§ **Problem details**:
Restate the material word for word and leave out anything that is a picture.

§ **Source records**:
——
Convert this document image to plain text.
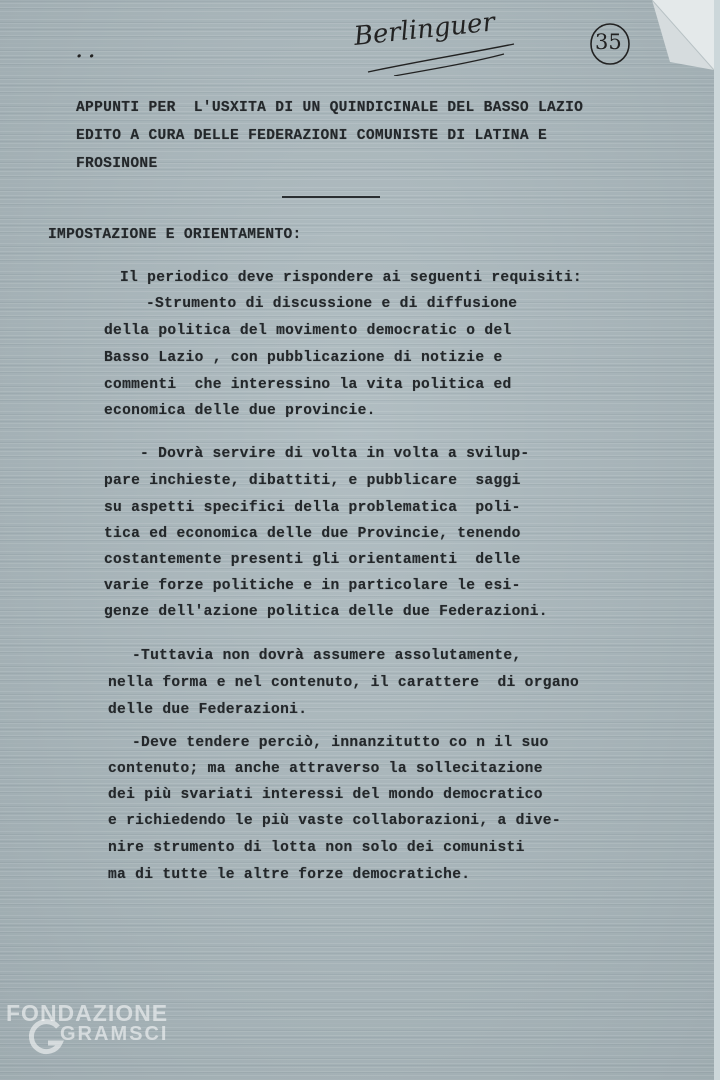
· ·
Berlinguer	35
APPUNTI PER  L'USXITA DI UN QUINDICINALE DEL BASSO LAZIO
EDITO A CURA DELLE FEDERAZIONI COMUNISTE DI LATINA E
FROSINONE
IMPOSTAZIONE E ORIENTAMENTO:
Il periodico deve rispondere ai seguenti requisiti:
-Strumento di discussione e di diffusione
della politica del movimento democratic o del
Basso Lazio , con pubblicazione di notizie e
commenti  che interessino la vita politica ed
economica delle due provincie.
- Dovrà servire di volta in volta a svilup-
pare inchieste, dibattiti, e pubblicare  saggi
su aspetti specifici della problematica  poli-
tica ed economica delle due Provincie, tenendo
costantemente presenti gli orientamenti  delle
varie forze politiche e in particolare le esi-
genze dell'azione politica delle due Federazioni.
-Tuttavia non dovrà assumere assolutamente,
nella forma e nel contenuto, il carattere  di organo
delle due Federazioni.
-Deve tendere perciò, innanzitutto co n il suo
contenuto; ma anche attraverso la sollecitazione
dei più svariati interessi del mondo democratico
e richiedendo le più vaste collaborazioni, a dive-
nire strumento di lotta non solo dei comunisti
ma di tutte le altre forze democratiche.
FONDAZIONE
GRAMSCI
——
§ **Completed exercise**:
Convert this document image to plain text.
· ·
Berlinguer	35
APPUNTI PER  L'USXITA DI UN QUINDICINALE DEL BASSO LAZIO
EDITO A CURA DELLE FEDERAZIONI COMUNISTE DI LATINA E
FROSINONE
IMPOSTAZIONE E ORIENTAMENTO:
Il periodico deve rispondere ai seguenti requisiti:
-Strumento di discussione e di diffusione
della politica del movimento democratic o del
Basso Lazio , con pubblicazione di notizie e
commenti  che interessino la vita politica ed
economica delle due provincie.
- Dovrà servire di volta in volta a svilup-
pare inchieste, dibattiti, e pubblicare  saggi
su aspetti specifici della problematica  poli-
tica ed economica delle due Provincie, tenendo
costantemente presenti gli orientamenti  delle
varie forze politiche e in particolare le esi-
genze dell'azione politica delle due Federazioni.
-Tuttavia non dovrà assumere assolutamente,
nella forma e nel contenuto, il carattere  di organo
delle due Federazioni.
-Deve tendere perciò, innanzitutto co n il suo
contenuto; ma anche attraverso la sollecitazione
dei più svariati interessi del mondo democratico
e richiedendo le più vaste collaborazioni, a dive-
nire strumento di lotta non solo dei comunisti
ma di tutte le altre forze democratiche.
FONDAZIONE
GRAMSCI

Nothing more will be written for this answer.